What is needed :: Write down every entry below once more, exactly.
☆ ☆ ☆ ☆
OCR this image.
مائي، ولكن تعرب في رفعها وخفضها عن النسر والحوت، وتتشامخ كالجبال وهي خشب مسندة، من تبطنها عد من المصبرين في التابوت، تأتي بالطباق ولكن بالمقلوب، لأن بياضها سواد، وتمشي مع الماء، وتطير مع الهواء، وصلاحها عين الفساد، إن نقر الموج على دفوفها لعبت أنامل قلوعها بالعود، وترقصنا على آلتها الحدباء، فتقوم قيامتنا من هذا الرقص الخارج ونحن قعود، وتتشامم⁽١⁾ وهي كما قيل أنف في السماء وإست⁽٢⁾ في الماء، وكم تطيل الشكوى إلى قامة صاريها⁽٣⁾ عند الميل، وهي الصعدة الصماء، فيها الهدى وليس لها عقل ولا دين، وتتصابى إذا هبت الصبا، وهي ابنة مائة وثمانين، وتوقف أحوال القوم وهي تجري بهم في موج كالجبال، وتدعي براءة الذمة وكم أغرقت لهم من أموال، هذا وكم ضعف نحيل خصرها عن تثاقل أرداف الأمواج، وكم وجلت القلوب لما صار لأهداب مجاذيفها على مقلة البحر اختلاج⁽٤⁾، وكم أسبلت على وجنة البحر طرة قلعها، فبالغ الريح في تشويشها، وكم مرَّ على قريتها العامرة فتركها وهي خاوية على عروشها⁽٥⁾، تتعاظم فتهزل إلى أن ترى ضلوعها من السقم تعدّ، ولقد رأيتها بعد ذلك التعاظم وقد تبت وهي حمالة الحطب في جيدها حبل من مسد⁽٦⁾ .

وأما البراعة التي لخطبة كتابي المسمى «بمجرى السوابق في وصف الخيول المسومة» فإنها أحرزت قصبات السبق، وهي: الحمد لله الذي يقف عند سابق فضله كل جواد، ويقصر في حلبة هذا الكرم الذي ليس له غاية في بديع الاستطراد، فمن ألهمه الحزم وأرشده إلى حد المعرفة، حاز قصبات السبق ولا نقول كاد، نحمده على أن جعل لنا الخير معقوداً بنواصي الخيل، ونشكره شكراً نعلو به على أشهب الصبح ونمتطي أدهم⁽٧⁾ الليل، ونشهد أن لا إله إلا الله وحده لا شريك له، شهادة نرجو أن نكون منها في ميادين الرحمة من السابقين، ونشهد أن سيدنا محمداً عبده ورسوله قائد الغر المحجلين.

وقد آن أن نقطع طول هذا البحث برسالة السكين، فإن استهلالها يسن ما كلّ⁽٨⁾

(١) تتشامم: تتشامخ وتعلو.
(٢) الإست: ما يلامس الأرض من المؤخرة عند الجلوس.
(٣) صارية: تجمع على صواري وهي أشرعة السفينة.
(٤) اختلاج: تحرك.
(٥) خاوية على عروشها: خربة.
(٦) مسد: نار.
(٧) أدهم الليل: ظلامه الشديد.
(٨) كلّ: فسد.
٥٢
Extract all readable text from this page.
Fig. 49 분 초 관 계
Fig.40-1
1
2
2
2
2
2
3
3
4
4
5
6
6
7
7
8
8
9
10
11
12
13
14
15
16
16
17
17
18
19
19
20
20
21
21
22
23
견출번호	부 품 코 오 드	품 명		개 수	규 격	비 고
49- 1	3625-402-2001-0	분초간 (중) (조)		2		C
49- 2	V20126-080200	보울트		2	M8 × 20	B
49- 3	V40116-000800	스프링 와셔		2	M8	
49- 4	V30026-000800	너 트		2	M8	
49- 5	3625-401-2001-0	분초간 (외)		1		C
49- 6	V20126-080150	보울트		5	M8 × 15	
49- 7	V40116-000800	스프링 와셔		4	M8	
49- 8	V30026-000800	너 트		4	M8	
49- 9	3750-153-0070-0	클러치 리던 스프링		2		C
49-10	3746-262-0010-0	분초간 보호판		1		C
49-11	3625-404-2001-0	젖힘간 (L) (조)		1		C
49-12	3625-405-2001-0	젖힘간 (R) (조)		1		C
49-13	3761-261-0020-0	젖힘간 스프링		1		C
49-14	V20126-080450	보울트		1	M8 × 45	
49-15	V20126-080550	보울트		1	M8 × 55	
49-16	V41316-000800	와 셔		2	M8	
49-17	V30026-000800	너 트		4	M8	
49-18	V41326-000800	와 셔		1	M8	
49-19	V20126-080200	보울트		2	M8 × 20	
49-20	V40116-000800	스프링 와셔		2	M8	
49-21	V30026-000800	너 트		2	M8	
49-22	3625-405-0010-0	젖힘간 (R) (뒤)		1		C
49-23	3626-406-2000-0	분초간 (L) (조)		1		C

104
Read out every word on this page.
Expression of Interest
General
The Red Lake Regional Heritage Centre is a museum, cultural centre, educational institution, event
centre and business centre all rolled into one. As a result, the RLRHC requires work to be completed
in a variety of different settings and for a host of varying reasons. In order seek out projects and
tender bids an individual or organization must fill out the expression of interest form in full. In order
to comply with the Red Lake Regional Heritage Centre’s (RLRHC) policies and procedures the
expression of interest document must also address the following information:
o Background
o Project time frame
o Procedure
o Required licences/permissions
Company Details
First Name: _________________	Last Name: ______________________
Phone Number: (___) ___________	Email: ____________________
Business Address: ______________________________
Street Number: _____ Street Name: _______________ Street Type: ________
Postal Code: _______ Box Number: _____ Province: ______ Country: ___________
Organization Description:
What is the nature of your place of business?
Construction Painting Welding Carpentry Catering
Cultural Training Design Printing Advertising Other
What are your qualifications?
☆ ☆ ☆ ☆
Finished task ::
OCR this image.
مائي، ولكن تعرب في رفعها وخفضها عن النسر والحوت، وتتشامخ كالجبال وهي خشب مسندة، من تبطنها عد من المصبرين في التابوت، تأتي بالطباق ولكن بالمقلوب، لأن بياضها سواد، وتمشي مع الماء، وتطير مع الهواء، وصلاحها عين الفساد، إن نقر الموج على دفوفها لعبت أنامل قلوعها بالعود، وترقصنا على آلتها الحدباء، فتقوم قيامتنا من هذا الرقص الخارج ونحن قعود، وتتشامم⁽١⁾ وهي كما قيل أنف في السماء وإست⁽٢⁾ في الماء، وكم تطيل الشكوى إلى قامة صاريها⁽٣⁾ عند الميل، وهي الصعدة الصماء، فيها الهدى وليس لها عقل ولا دين، وتتصابى إذا هبت الصبا، وهي ابنة مائة وثمانين، وتوقف أحوال القوم وهي تجري بهم في موج كالجبال، وتدعي براءة الذمة وكم أغرقت لهم من أموال، هذا وكم ضعف نحيل خصرها عن تثاقل أرداف الأمواج، وكم وجلت القلوب لما صار لأهداب مجاذيفها على مقلة البحر اختلاج⁽٤⁾، وكم أسبلت على وجنة البحر طرة قلعها، فبالغ الريح في تشويشها، وكم مرَّ على قريتها العامرة فتركها وهي خاوية على عروشها⁽٥⁾، تتعاظم فتهزل إلى أن ترى ضلوعها من السقم تعدّ، ولقد رأيتها بعد ذلك التعاظم وقد تبت وهي حمالة الحطب في جيدها حبل من مسد⁽٦⁾ .

وأما البراعة التي لخطبة كتابي المسمى «بمجرى السوابق في وصف الخيول المسومة» فإنها أحرزت قصبات السبق، وهي: الحمد لله الذي يقف عند سابق فضله كل جواد، ويقصر في حلبة هذا الكرم الذي ليس له غاية في بديع الاستطراد، فمن ألهمه الحزم وأرشده إلى حد المعرفة، حاز قصبات السبق ولا نقول كاد، نحمده على أن جعل لنا الخير معقوداً بنواصي الخيل، ونشكره شكراً نعلو به على أشهب الصبح ونمتطي أدهم⁽٧⁾ الليل، ونشهد أن لا إله إلا الله وحده لا شريك له، شهادة نرجو أن نكون منها في ميادين الرحمة من السابقين، ونشهد أن سيدنا محمداً عبده ورسوله قائد الغر المحجلين.

وقد آن أن نقطع طول هذا البحث برسالة السكين، فإن استهلالها يسن ما كلّ⁽٨⁾

(١) تتشامم: تتشامخ وتعلو.
(٢) الإست: ما يلامس الأرض من المؤخرة عند الجلوس.
(٣) صارية: تجمع على صواري وهي أشرعة السفينة.
(٤) اختلاج: تحرك.
(٥) خاوية على عروشها: خربة.
(٦) مسد: نار.
(٧) أدهم الليل: ظلامه الشديد.
(٨) كلّ: فسد.
٥٢
Extract all readable text from this page.
Fig. 49 분 초 관 계
Fig.40-1
1
2
2
2
2
2
3
3
4
4
5
6
6
7
7
8
8
9
10
11
12
13
14
15
16
16
17
17
18
19
19
20
20
21
21
22
23
견출번호	부 품 코 오 드	품 명		개 수	규 격	비 고
49- 1	3625-402-2001-0	분초간 (중) (조)		2		C
49- 2	V20126-080200	보울트		2	M8 × 20	B
49- 3	V40116-000800	스프링 와셔		2	M8	
49- 4	V30026-000800	너 트		2	M8	
49- 5	3625-401-2001-0	분초간 (외)		1		C
49- 6	V20126-080150	보울트		5	M8 × 15	
49- 7	V40116-000800	스프링 와셔		4	M8	
49- 8	V30026-000800	너 트		4	M8	
49- 9	3750-153-0070-0	클러치 리던 스프링		2		C
49-10	3746-262-0010-0	분초간 보호판		1		C
49-11	3625-404-2001-0	젖힘간 (L) (조)		1		C
49-12	3625-405-2001-0	젖힘간 (R) (조)		1		C
49-13	3761-261-0020-0	젖힘간 스프링		1		C
49-14	V20126-080450	보울트		1	M8 × 45	
49-15	V20126-080550	보울트		1	M8 × 55	
49-16	V41316-000800	와 셔		2	M8	
49-17	V30026-000800	너 트		4	M8	
49-18	V41326-000800	와 셔		1	M8	
49-19	V20126-080200	보울트		2	M8 × 20	
49-20	V40116-000800	스프링 와셔		2	M8	
49-21	V30026-000800	너 트		2	M8	
49-22	3625-405-0010-0	젖힘간 (R) (뒤)		1		C
49-23	3626-406-2000-0	분초간 (L) (조)		1		C

104
Read out every word on this page.
Expression of Interest
General
The Red Lake Regional Heritage Centre is a museum, cultural centre, educational institution, event
centre and business centre all rolled into one. As a result, the RLRHC requires work to be completed
in a variety of different settings and for a host of varying reasons. In order seek out projects and
tender bids an individual or organization must fill out the expression of interest form in full. In order
to comply with the Red Lake Regional Heritage Centre’s (RLRHC) policies and procedures the
expression of interest document must also address the following information:
o Background
o Project time frame
o Procedure
o Required licences/permissions
Company Details
First Name: _________________	Last Name: ______________________
Phone Number: (___) ___________	Email: ____________________
Business Address: ______________________________
Street Number: _____ Street Name: _______________ Street Type: ________
Postal Code: _______ Box Number: _____ Province: ______ Country: ___________
Organization Description:
What is the nature of your place of business?
Construction Painting Welding Carpentry Catering
Cultural Training Design Printing Advertising Other
What are your qualifications?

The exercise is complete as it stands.